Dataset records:

»»

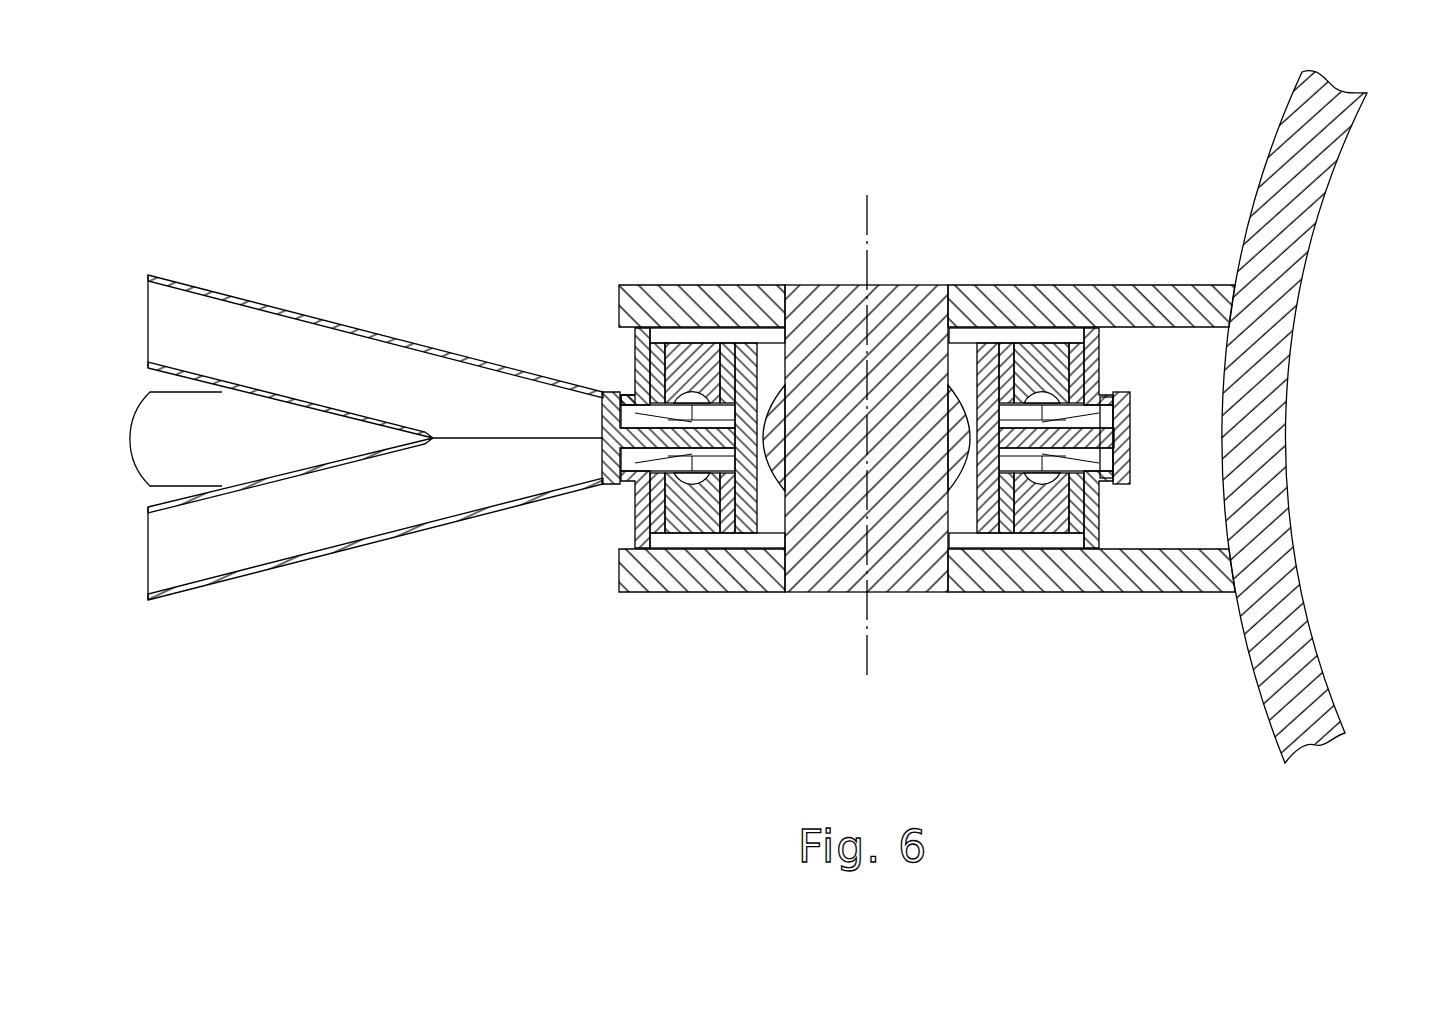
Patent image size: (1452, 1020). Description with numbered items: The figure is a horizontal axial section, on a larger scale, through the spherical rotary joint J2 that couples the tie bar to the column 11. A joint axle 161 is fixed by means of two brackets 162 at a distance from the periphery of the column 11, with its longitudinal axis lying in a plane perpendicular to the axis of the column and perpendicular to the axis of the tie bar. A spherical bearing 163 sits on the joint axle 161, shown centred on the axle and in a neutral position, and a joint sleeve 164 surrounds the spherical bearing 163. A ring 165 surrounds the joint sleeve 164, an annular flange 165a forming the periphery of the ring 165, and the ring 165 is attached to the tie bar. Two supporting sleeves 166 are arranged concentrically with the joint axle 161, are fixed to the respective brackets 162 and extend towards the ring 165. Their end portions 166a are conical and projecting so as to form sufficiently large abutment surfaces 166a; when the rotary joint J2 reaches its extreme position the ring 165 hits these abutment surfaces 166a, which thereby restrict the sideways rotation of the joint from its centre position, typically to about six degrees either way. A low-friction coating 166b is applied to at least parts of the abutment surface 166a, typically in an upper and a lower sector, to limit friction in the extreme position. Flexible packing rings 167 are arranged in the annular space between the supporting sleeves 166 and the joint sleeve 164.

The column 11 is at (1265, 152).
The spherical rotary joint J2 is at (922, 382).
The joint axle 161 is at (887, 308).
The bracket 162 is at (620, 297).
The spherical bearing 163 is at (770, 385).
The joint sleeve 164 is at (742, 533).
The ring 165 is at (634, 505).
The annular flange 165a is at (615, 405).
The supporting sleeve 166 is at (1103, 375).
The end portion / abutment surface 166a is at (1128, 470).
The low-friction coating 166b is at (1118, 452).
The flexible packing ring 167 is at (1040, 533).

««

--- Goal of the exercise ---
Retype every one of the records above word for word, leaving out the pictures.

--- Answer to the task ---
Patent image size: (1452, 1020). Description with numbered items: The figure is a horizontal axial section, on a larger scale, through the spherical rotary joint J2 that couples the tie bar to the column 11. A joint axle 161 is fixed by means of two brackets 162 at a distance from the periphery of the column 11, with its longitudinal axis lying in a plane perpendicular to the axis of the column and perpendicular to the axis of the tie bar. A spherical bearing 163 sits on the joint axle 161, shown centred on the axle and in a neutral position, and a joint sleeve 164 surrounds the spherical bearing 163. A ring 165 surrounds the joint sleeve 164, an annular flange 165a forming the periphery of the ring 165, and the ring 165 is attached to the tie bar. Two supporting sleeves 166 are arranged concentrically with the joint axle 161, are fixed to the respective brackets 162 and extend towards the ring 165. Their end portions 166a are conical and projecting so as to form sufficiently large abutment surfaces 166a; when the rotary joint J2 reaches its extreme position the ring 165 hits these abutment surfaces 166a, which thereby restrict the sideways rotation of the joint from its centre position, typically to about six degrees either way. A low-friction coating 166b is applied to at least parts of the abutment surface 166a, typically in an upper and a lower sector, to limit friction in the extreme position. Flexible packing rings 167 are arranged in the annular space between the supporting sleeves 166 and the joint sleeve 164.

The column 11 is at (1265, 152).
The spherical rotary joint J2 is at (922, 382).
The joint axle 161 is at (887, 308).
The bracket 162 is at (620, 297).
The spherical bearing 163 is at (770, 385).
The joint sleeve 164 is at (742, 533).
The ring 165 is at (634, 505).
The annular flange 165a is at (615, 405).
The supporting sleeve 166 is at (1103, 375).
The end portion / abutment surface 166a is at (1128, 470).
The low-friction coating 166b is at (1118, 452).
The flexible packing ring 167 is at (1040, 533).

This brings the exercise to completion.